What you should do:
Please pull out every line below that contains the word "meta" and copy each one in full.

── Given data ──

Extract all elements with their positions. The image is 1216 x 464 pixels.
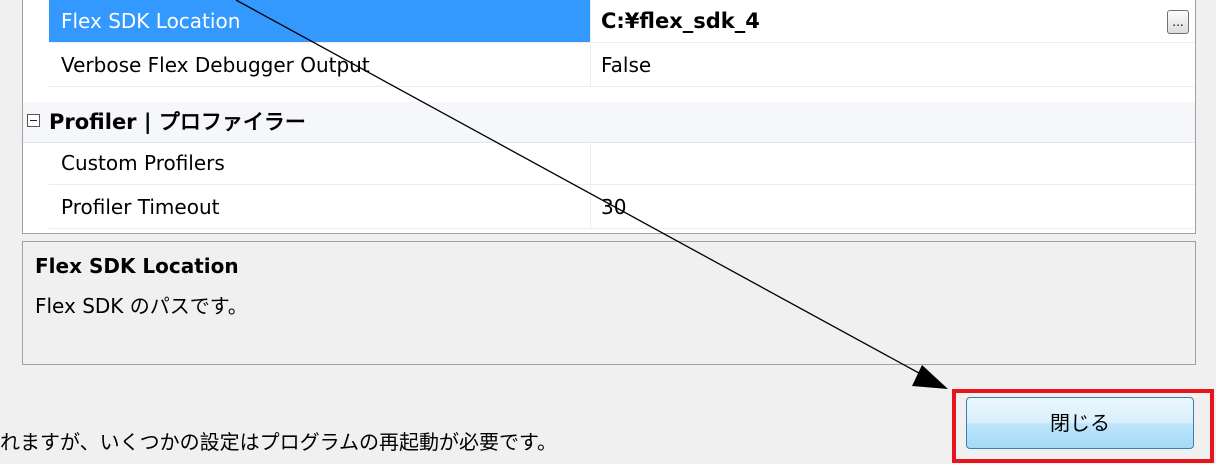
- property-label[interactable]: Verbose Flex Debugger Output: [49, 44, 591, 87]
- property-row-flex-sdk-location[interactable]: Flex SDK Location C:¥flex_sdk_4 ...: [23, 0, 1195, 44]
- arrowhead: [912, 365, 948, 389]
- status-message: れますが、いくつかの設定はプログラムの再起動が必要です。: [0, 430, 557, 454]
- close-button[interactable]: 閉じる: [966, 397, 1194, 449]
- property-row-verbose-debugger[interactable]: Verbose Flex Debugger Output False: [23, 44, 1195, 88]
- property-value[interactable]: False: [591, 44, 1195, 87]
- description-title: Flex SDK Location: [35, 254, 239, 278]
- category-profiler[interactable]: Profiler | プロファイラー: [23, 102, 1195, 143]
- category-label: Profiler | プロファイラー: [49, 110, 306, 134]
- property-value[interactable]: [591, 142, 1195, 185]
- property-row-profiler-timeout[interactable]: Profiler Timeout 30: [23, 186, 1195, 230]
- property-value[interactable]: 30: [591, 186, 1195, 229]
- property-grid: Flex SDK Location C:¥flex_sdk_4 ... Verb…: [22, 0, 1196, 234]
- description-panel: Flex SDK Location Flex SDK のパスです。: [22, 241, 1196, 365]
- property-row-custom-profilers[interactable]: Custom Profilers: [23, 142, 1195, 186]
- property-label[interactable]: Custom Profilers: [49, 142, 591, 185]
- collapse-minus-icon[interactable]: [27, 114, 40, 127]
- browse-ellipsis-button[interactable]: ...: [1167, 10, 1189, 34]
- property-label[interactable]: Flex SDK Location: [49, 0, 591, 43]
- description-text: Flex SDK のパスです。: [35, 294, 248, 318]
- property-value[interactable]: C:¥flex_sdk_4: [591, 0, 1195, 43]
- property-label[interactable]: Profiler Timeout: [49, 186, 591, 229]
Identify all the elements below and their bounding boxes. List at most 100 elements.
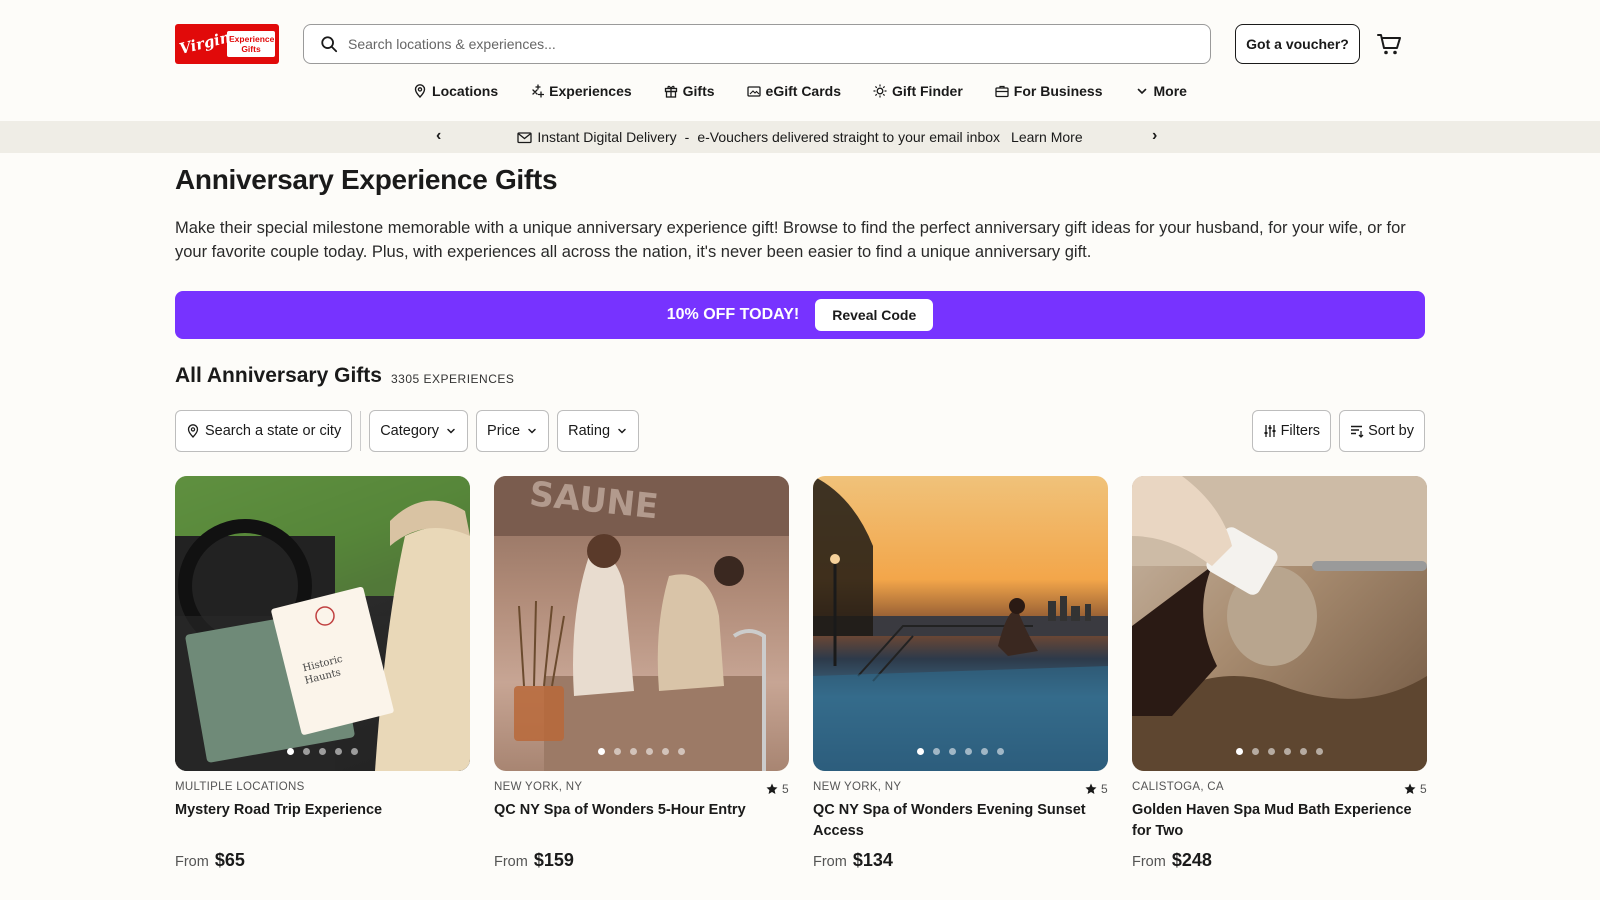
carousel-dot[interactable]: [1316, 748, 1323, 755]
product-grid: Historic Haunts MULTIPLE LOCATIONS Myste…: [175, 476, 1427, 871]
carousel-dots[interactable]: [175, 748, 470, 755]
voucher-button[interactable]: Got a voucher?: [1235, 24, 1360, 64]
carousel-dot[interactable]: [662, 748, 669, 755]
nav-item-locations[interactable]: Locations: [413, 78, 498, 104]
rating-filter[interactable]: Rating: [557, 410, 640, 452]
card-rating: 5: [1085, 781, 1108, 797]
carousel-dot[interactable]: [287, 748, 294, 755]
price-value: $134: [852, 850, 893, 870]
page-title: Anniversary Experience Gifts: [175, 164, 558, 195]
card-location: CALISTOGA, CA: [1132, 781, 1224, 793]
learn-more-link[interactable]: Learn More: [1011, 129, 1083, 145]
price-filter[interactable]: Price: [476, 410, 550, 452]
carousel-dot[interactable]: [997, 748, 1004, 755]
nav-item-more[interactable]: More: [1135, 78, 1187, 104]
carousel-dot[interactable]: [965, 748, 972, 755]
product-image[interactable]: Historic Haunts: [175, 476, 470, 771]
card-price: From $248: [1132, 850, 1427, 871]
card-title[interactable]: QC NY Spa of Wonders Evening Sunset Acce…: [813, 800, 1108, 844]
carousel-dots[interactable]: [1132, 748, 1427, 755]
product-card[interactable]: CALISTOGA, CA 5 Golden Haven Spa Mud Bat…: [1132, 476, 1427, 871]
filter-divider: [360, 411, 362, 451]
cart-icon[interactable]: [1376, 31, 1402, 57]
carousel-dot[interactable]: [981, 748, 988, 755]
carousel-dots[interactable]: [813, 748, 1108, 755]
card-meta: NEW YORK, NY 5: [813, 781, 1108, 797]
search-bar[interactable]: [303, 24, 1211, 64]
carousel-dot[interactable]: [678, 748, 685, 755]
product-card[interactable]: Historic Haunts MULTIPLE LOCATIONS Myste…: [175, 476, 470, 871]
mail-icon: [517, 131, 533, 143]
carousel-dot[interactable]: [1300, 748, 1307, 755]
product-image[interactable]: SAUNE: [494, 476, 789, 771]
nav-label: Experiences: [549, 83, 632, 99]
search-input[interactable]: [348, 36, 1188, 52]
carousel-dot[interactable]: [598, 748, 605, 755]
card-meta: NEW YORK, NY 5: [494, 781, 789, 797]
nav-label: More: [1153, 83, 1187, 99]
carousel-dot[interactable]: [1268, 748, 1275, 755]
card-title[interactable]: Mystery Road Trip Experience: [175, 800, 470, 844]
carousel-dot[interactable]: [335, 748, 342, 755]
carousel-dot[interactable]: [933, 748, 940, 755]
carousel-dot[interactable]: [351, 748, 358, 755]
carousel-dot[interactable]: [917, 748, 924, 755]
carousel-dots[interactable]: [494, 748, 789, 755]
nav-item-for-business[interactable]: For Business: [995, 78, 1103, 104]
strip-next-arrow[interactable]: ›: [1152, 127, 1157, 145]
page-description: Make their special milestone memorable w…: [175, 219, 1406, 261]
carousel-dot[interactable]: [1284, 748, 1291, 755]
nav-item-egift-cards[interactable]: eGift Cards: [746, 78, 841, 104]
virgin-logo[interactable]: Virgin Experience Gifts: [175, 24, 279, 64]
carousel-dot[interactable]: [949, 748, 956, 755]
strip-prev-arrow[interactable]: ‹: [436, 127, 441, 145]
sort-button[interactable]: Sort by: [1339, 410, 1425, 452]
carousel-dot[interactable]: [614, 748, 621, 755]
price-prefix: From: [813, 854, 847, 870]
site-header: Virgin Experience Gifts Got a voucher? L…: [0, 0, 1600, 120]
location-filter[interactable]: Search a state or city: [175, 410, 353, 452]
carousel-dot[interactable]: [646, 748, 653, 755]
card-title[interactable]: Golden Haven Spa Mud Bath Experience for…: [1132, 800, 1427, 844]
filter-bar: Search a state or city Category Price Ra…: [175, 410, 647, 452]
product-card[interactable]: NEW YORK, NY 5 QC NY Spa of Wonders Even…: [813, 476, 1108, 871]
nav-item-gifts[interactable]: Gifts: [664, 78, 715, 104]
carousel-dot[interactable]: [303, 748, 310, 755]
road-trip-illustration: Historic Haunts: [175, 476, 470, 771]
nav-label: Gifts: [682, 83, 715, 99]
carousel-dot[interactable]: [630, 748, 637, 755]
filters-label: Filters: [1280, 423, 1321, 439]
mud-bath-illustration: [1132, 476, 1427, 771]
category-filter[interactable]: Category: [369, 410, 469, 452]
carousel-dot[interactable]: [1236, 748, 1243, 755]
product-image[interactable]: [813, 476, 1108, 771]
star-icon: [1085, 783, 1097, 794]
card-location: MULTIPLE LOCATIONS: [175, 781, 305, 793]
carousel-dot[interactable]: [319, 748, 326, 755]
card-icon: [746, 86, 761, 97]
experience-count: 3305 EXPERIENCES: [391, 372, 515, 386]
card-title[interactable]: QC NY Spa of Wonders 5-Hour Entry: [494, 800, 789, 844]
chevron-down-icon: [618, 428, 626, 434]
price-value: $248: [1171, 850, 1212, 870]
promo-strip: ‹ Instant Digital Delivery - e-Vouchers …: [0, 121, 1600, 153]
reveal-code-button[interactable]: Reveal Code: [815, 299, 934, 331]
price-prefix: From: [1132, 854, 1166, 870]
discount-text: 10% OFF TODAY!: [666, 306, 800, 323]
filters-button[interactable]: Filters: [1251, 410, 1332, 452]
product-image[interactable]: [1132, 476, 1427, 771]
spa-illustration: SAUNE: [494, 476, 789, 771]
sort-icon: [1351, 425, 1364, 438]
category-filter-label: Category: [380, 423, 440, 439]
strip-separator: -: [684, 129, 690, 145]
product-card[interactable]: SAUNE NEW YORK, NY 5 QC NY Spa of Wonder…: [494, 476, 789, 871]
nav-item-experiences[interactable]: Experiences: [530, 78, 632, 104]
carousel-dot[interactable]: [1252, 748, 1259, 755]
location-filter-label: Search a state or city: [205, 423, 342, 439]
nav-item-gift-finder[interactable]: Gift Finder: [873, 78, 963, 104]
chevron-down-icon: [1137, 88, 1146, 95]
listing-title: All Anniversary Gifts: [175, 364, 382, 387]
card-rating: 5: [1404, 781, 1427, 797]
card-price: From $134: [813, 850, 1108, 871]
strip-text: e-Vouchers delivered straight to your em…: [697, 129, 1001, 145]
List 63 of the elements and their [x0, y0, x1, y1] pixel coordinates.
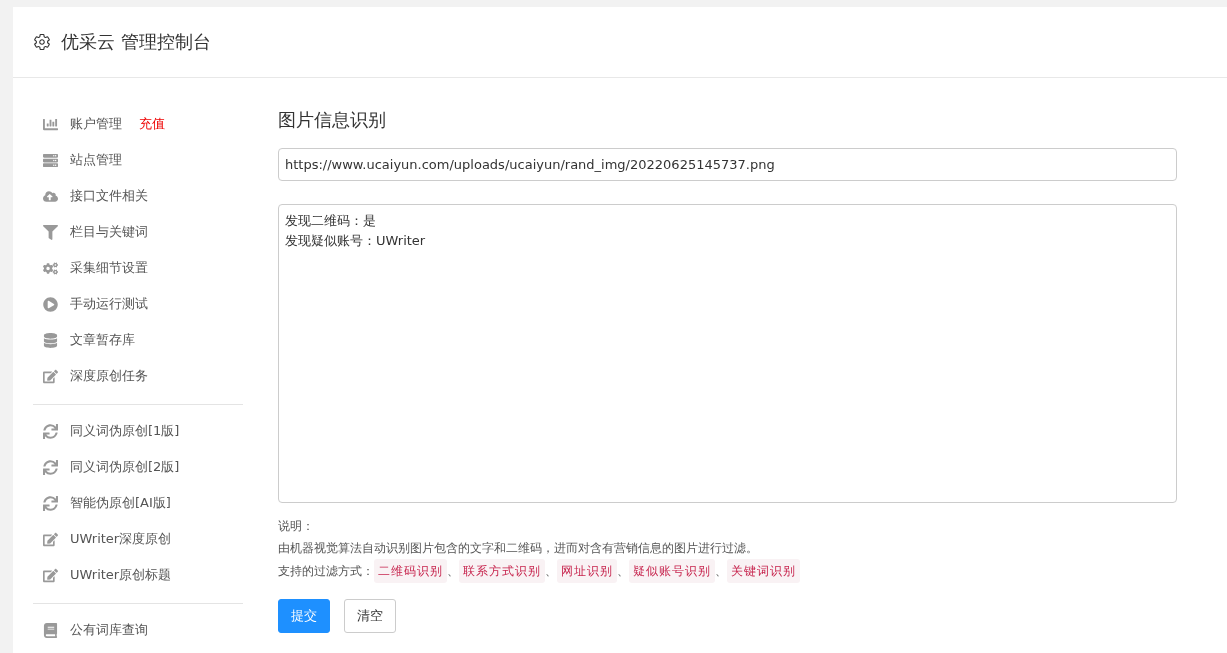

───

Full output:
card-meta: NEW YORK, NY 5: [813, 781, 1108, 797]
card-meta: NEW YORK, NY 5: [494, 781, 789, 797]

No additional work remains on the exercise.